What is required: Restate the material word for word and leave out anything that is a picture.

--------

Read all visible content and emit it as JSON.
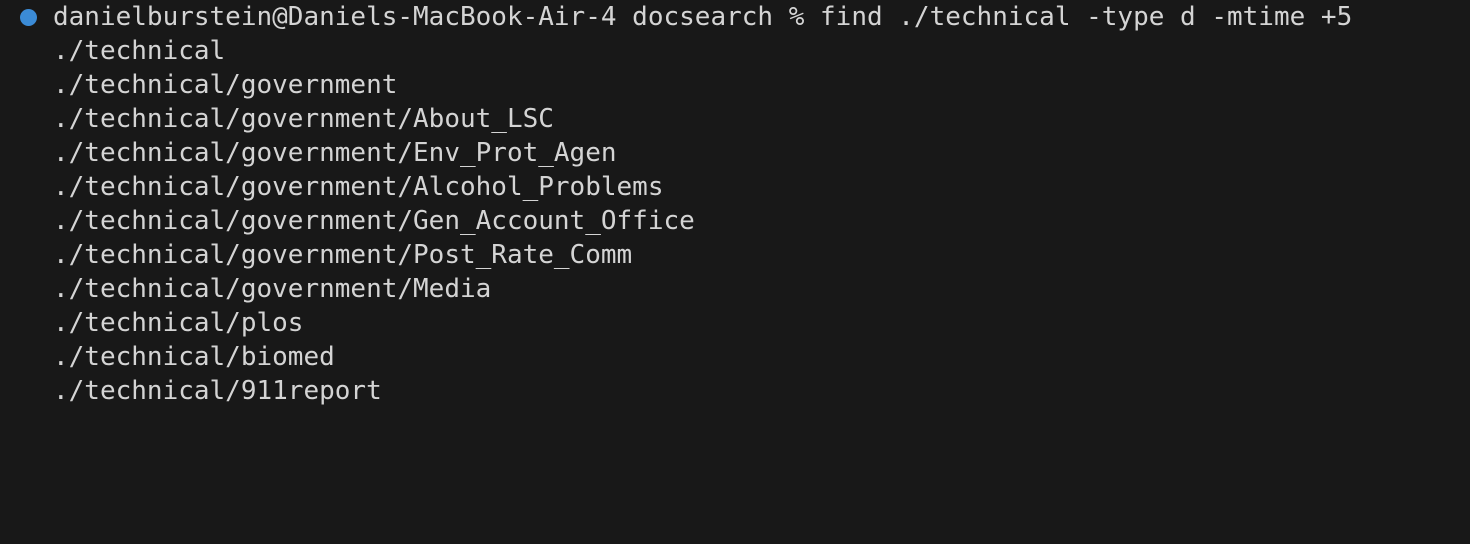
{
  "terminal": {
    "status_indicator": "circle-icon",
    "command": {
      "prompt": "danielburstein@Daniels-MacBook-Air-4 docsearch % ",
      "text": "find ./technical -type d -mtime +5"
    },
    "output": [
      "./technical",
      "./technical/government",
      "./technical/government/About_LSC",
      "./technical/government/Env_Prot_Agen",
      "./technical/government/Alcohol_Problems",
      "./technical/government/Gen_Account_Office",
      "./technical/government/Post_Rate_Comm",
      "./technical/government/Media",
      "./technical/plos",
      "./technical/biomed",
      "./technical/911report"
    ]
  },
  "colors": {
    "background": "#181818",
    "foreground": "#d4d4d4",
    "status_dot": "#3b8bd6"
  }
}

--------

Output of the exercise:
Read all visible content and emit it as JSON.
{
  "terminal": {
    "status_indicator": "circle-icon",
    "command": {
      "prompt": "danielburstein@Daniels-MacBook-Air-4 docsearch % ",
      "text": "find ./technical -type d -mtime +5"
    },
    "output": [
      "./technical",
      "./technical/government",
      "./technical/government/About_LSC",
      "./technical/government/Env_Prot_Agen",
      "./technical/government/Alcohol_Problems",
      "./technical/government/Gen_Account_Office",
      "./technical/government/Post_Rate_Comm",
      "./technical/government/Media",
      "./technical/plos",
      "./technical/biomed",
      "./technical/911report"
    ]
  },
  "colors": {
    "background": "#181818",
    "foreground": "#d4d4d4",
    "status_dot": "#3b8bd6"
  }
}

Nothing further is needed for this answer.